■ TASK
Reproduce the listing exactly and skip over any pictures.

■ MATERIALS PROVIDED
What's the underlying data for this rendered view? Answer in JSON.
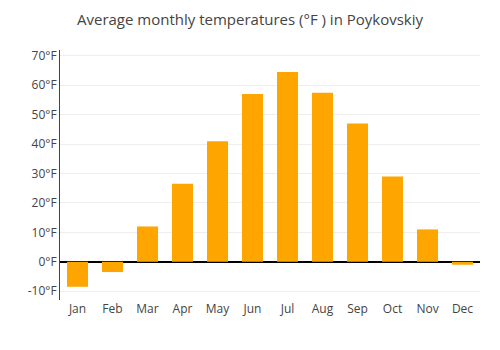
{
  "chart_data": {
    "type": "bar",
    "title": "Average monthly temperatures (°F ) in Poykovskiy",
    "categories": [
      "Jan",
      "Feb",
      "Mar",
      "Apr",
      "May",
      "Jun",
      "Jul",
      "Aug",
      "Sep",
      "Oct",
      "Nov",
      "Dec"
    ],
    "values": [
      -8.5,
      -3.5,
      12,
      26.5,
      41,
      57,
      64.5,
      57.5,
      47,
      29,
      11,
      -1
    ],
    "color": "#FFA500",
    "ylim": [
      -13,
      72
    ],
    "yticks": [
      {
        "value": -10,
        "label": "-10°F"
      },
      {
        "value": 0,
        "label": "0°F"
      },
      {
        "value": 10,
        "label": "10°F"
      },
      {
        "value": 20,
        "label": "20°F"
      },
      {
        "value": 30,
        "label": "30°F"
      },
      {
        "value": 40,
        "label": "40°F"
      },
      {
        "value": 50,
        "label": "50°F"
      },
      {
        "value": 60,
        "label": "60°F"
      },
      {
        "value": 70,
        "label": "70°F"
      }
    ],
    "grid": true
  }
}
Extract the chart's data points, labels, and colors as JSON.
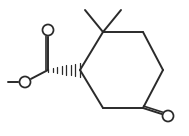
{
  "bg_color": "#ffffff",
  "line_color": "#2a2a2a",
  "line_width": 1.4,
  "figsize": [
    1.89,
    1.36
  ],
  "dpi": 100
}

■ TASK ANSWER
What's the underlying data for this rendered view? Answer in JSON.
{
  "chart_data": {
    "type": "bar",
    "title": "Average monthly temperatures (°F ) in Poykovskiy",
    "categories": [
      "Jan",
      "Feb",
      "Mar",
      "Apr",
      "May",
      "Jun",
      "Jul",
      "Aug",
      "Sep",
      "Oct",
      "Nov",
      "Dec"
    ],
    "values": [
      -8.5,
      -3.5,
      12,
      26.5,
      41,
      57,
      64.5,
      57.5,
      47,
      29,
      11,
      -1
    ],
    "color": "#FFA500",
    "ylim": [
      -13,
      72
    ],
    "yticks": [
      {
        "value": -10,
        "label": "-10°F"
      },
      {
        "value": 0,
        "label": "0°F"
      },
      {
        "value": 10,
        "label": "10°F"
      },
      {
        "value": 20,
        "label": "20°F"
      },
      {
        "value": 30,
        "label": "30°F"
      },
      {
        "value": 40,
        "label": "40°F"
      },
      {
        "value": 50,
        "label": "50°F"
      },
      {
        "value": 60,
        "label": "60°F"
      },
      {
        "value": 70,
        "label": "70°F"
      }
    ],
    "grid": true
  }
}
Extract the chart's data points, labels, and colors as JSON.
{
  "bg_color": "#ffffff",
  "line_color": "#2a2a2a",
  "line_width": 1.4,
  "figsize": [
    1.89,
    1.36
  ],
  "dpi": 100
}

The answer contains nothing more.